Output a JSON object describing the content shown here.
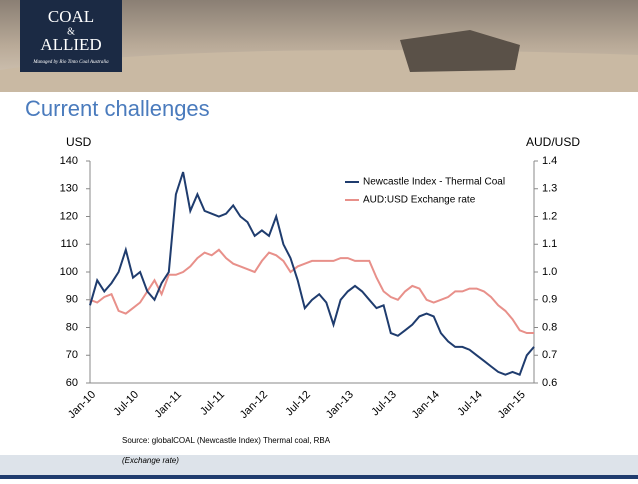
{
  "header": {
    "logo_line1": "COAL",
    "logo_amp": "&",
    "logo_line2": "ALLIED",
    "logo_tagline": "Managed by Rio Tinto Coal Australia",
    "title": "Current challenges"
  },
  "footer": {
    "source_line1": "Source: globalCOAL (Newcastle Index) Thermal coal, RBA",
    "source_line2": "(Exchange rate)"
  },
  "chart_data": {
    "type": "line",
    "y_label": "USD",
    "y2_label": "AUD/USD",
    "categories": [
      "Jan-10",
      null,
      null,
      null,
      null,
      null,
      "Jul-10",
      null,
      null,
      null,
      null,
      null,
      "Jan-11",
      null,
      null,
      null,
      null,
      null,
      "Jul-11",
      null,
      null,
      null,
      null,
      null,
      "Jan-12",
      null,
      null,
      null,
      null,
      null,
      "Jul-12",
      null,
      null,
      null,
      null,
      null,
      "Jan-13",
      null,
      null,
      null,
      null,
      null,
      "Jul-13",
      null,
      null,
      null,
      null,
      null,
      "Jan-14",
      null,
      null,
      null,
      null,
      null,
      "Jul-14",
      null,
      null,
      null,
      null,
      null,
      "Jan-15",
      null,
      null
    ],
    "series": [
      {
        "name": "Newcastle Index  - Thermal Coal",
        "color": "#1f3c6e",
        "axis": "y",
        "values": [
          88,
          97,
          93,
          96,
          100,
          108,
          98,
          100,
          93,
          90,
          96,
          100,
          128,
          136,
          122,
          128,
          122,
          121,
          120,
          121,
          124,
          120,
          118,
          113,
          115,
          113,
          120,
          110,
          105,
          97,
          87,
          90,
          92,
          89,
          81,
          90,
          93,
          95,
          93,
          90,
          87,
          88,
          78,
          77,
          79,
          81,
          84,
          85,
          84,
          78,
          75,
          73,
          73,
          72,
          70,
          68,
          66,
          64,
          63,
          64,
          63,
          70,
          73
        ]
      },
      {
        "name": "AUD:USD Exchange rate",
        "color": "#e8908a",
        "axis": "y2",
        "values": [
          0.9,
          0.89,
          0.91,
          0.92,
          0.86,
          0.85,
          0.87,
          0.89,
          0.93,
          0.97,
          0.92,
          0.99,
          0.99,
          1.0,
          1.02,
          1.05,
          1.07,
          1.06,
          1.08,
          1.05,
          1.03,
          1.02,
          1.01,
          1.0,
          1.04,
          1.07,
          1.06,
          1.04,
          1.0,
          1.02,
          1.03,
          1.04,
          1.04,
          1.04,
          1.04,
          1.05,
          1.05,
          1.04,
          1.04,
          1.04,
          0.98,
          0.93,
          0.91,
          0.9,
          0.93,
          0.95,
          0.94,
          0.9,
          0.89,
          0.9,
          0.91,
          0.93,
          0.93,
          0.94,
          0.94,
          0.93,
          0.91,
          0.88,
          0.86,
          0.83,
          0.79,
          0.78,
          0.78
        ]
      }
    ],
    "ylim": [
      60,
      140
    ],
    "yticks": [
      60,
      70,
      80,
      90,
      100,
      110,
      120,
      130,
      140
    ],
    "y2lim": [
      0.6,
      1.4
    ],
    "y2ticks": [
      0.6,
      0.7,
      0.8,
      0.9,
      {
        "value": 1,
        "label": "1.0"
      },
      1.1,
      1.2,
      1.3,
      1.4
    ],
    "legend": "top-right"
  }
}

....

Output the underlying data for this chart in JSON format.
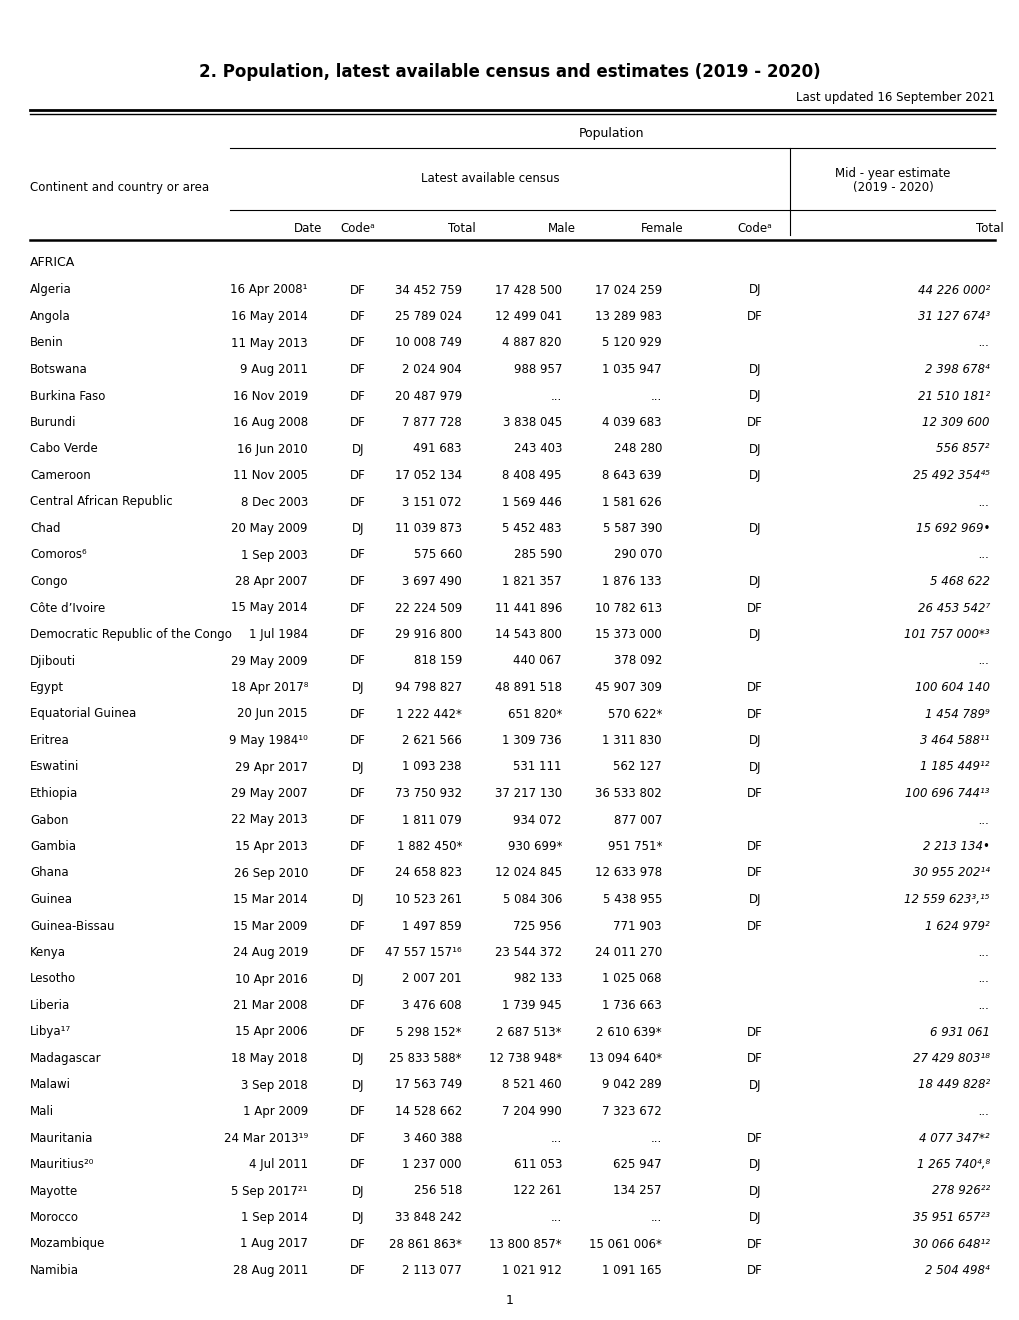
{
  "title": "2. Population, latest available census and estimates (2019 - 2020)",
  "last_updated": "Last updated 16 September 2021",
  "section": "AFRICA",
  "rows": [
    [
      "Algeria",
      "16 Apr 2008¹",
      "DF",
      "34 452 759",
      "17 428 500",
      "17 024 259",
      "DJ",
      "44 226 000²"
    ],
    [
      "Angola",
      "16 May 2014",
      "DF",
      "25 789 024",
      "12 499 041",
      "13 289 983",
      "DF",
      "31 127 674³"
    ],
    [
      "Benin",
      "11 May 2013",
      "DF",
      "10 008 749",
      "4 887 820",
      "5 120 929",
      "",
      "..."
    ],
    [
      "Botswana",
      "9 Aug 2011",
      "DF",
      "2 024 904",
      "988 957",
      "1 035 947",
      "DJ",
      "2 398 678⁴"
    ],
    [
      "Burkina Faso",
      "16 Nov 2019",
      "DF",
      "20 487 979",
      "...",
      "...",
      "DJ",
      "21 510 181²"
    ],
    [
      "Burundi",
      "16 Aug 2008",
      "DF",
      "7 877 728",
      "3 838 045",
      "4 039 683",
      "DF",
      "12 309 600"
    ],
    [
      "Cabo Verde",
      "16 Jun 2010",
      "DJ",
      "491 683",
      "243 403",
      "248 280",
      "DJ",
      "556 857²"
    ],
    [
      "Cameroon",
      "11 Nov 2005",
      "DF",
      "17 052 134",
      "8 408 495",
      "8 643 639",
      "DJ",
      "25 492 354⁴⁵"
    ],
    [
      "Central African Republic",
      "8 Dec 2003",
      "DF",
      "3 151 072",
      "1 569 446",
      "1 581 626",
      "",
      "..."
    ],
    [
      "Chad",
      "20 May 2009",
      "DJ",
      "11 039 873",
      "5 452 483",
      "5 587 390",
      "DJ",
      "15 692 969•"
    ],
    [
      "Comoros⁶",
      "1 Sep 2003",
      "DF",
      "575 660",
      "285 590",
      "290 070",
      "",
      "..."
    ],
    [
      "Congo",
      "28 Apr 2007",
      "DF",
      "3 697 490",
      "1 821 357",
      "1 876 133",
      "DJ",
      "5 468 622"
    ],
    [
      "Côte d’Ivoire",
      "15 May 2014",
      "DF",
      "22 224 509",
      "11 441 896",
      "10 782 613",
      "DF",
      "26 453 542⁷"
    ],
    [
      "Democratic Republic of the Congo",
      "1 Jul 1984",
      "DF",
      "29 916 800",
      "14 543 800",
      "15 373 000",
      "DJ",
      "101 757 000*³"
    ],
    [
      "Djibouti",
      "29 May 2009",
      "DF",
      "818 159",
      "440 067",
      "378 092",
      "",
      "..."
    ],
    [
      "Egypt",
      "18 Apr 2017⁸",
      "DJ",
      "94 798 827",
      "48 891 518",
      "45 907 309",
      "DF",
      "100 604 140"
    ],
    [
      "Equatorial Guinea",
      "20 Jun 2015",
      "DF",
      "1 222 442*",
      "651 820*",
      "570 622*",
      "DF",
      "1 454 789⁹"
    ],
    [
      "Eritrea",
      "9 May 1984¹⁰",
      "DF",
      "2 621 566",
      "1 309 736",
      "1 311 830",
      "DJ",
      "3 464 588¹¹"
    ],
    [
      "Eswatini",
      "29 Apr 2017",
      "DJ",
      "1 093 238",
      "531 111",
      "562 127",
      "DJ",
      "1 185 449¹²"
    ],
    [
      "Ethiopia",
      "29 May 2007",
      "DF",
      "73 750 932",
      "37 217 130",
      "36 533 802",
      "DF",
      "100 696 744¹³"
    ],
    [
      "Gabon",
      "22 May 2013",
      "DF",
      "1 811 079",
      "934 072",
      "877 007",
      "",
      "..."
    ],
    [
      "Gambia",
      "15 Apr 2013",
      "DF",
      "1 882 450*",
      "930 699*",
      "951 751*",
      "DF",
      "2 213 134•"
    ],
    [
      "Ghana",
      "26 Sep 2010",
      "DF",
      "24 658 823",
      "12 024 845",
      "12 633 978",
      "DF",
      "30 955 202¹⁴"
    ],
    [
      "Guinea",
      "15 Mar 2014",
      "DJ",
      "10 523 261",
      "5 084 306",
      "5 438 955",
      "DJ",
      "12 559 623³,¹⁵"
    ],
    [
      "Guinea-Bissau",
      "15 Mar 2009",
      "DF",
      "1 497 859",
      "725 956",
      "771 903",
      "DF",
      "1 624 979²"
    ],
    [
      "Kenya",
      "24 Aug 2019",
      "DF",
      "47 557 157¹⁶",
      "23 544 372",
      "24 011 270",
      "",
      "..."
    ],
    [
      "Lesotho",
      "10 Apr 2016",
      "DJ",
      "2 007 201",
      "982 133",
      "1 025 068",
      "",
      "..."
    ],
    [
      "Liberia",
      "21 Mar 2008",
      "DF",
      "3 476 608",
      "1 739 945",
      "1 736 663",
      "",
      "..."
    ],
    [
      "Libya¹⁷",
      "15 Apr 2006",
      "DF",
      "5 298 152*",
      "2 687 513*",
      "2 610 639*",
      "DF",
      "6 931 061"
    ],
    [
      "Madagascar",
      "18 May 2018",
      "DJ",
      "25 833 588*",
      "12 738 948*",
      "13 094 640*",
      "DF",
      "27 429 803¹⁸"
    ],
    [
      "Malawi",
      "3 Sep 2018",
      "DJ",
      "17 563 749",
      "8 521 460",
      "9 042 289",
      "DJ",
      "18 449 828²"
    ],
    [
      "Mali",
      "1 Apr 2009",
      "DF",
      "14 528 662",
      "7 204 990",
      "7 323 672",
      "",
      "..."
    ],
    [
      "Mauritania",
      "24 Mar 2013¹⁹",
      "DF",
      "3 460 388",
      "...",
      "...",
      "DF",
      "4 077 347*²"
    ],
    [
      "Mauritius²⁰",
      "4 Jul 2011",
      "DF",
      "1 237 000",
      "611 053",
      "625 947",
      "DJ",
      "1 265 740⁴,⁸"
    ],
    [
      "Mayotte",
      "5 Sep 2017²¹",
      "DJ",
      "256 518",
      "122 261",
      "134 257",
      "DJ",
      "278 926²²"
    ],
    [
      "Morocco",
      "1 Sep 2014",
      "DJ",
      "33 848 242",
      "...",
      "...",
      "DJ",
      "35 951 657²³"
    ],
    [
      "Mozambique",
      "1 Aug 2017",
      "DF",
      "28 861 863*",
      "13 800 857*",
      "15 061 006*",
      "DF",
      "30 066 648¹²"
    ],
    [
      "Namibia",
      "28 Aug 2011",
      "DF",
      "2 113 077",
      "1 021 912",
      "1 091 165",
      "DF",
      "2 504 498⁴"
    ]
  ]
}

....

*EXERCISE OBJECTIVE*
Each line in the data that holds the string "Index" should be found and copied.

*FINISHED EXERCISE*
    "source_line1": "Source: globalCOAL (Newcastle Index) Thermal coal, RBA",
        "name": "Newcastle Index  - Thermal Coal",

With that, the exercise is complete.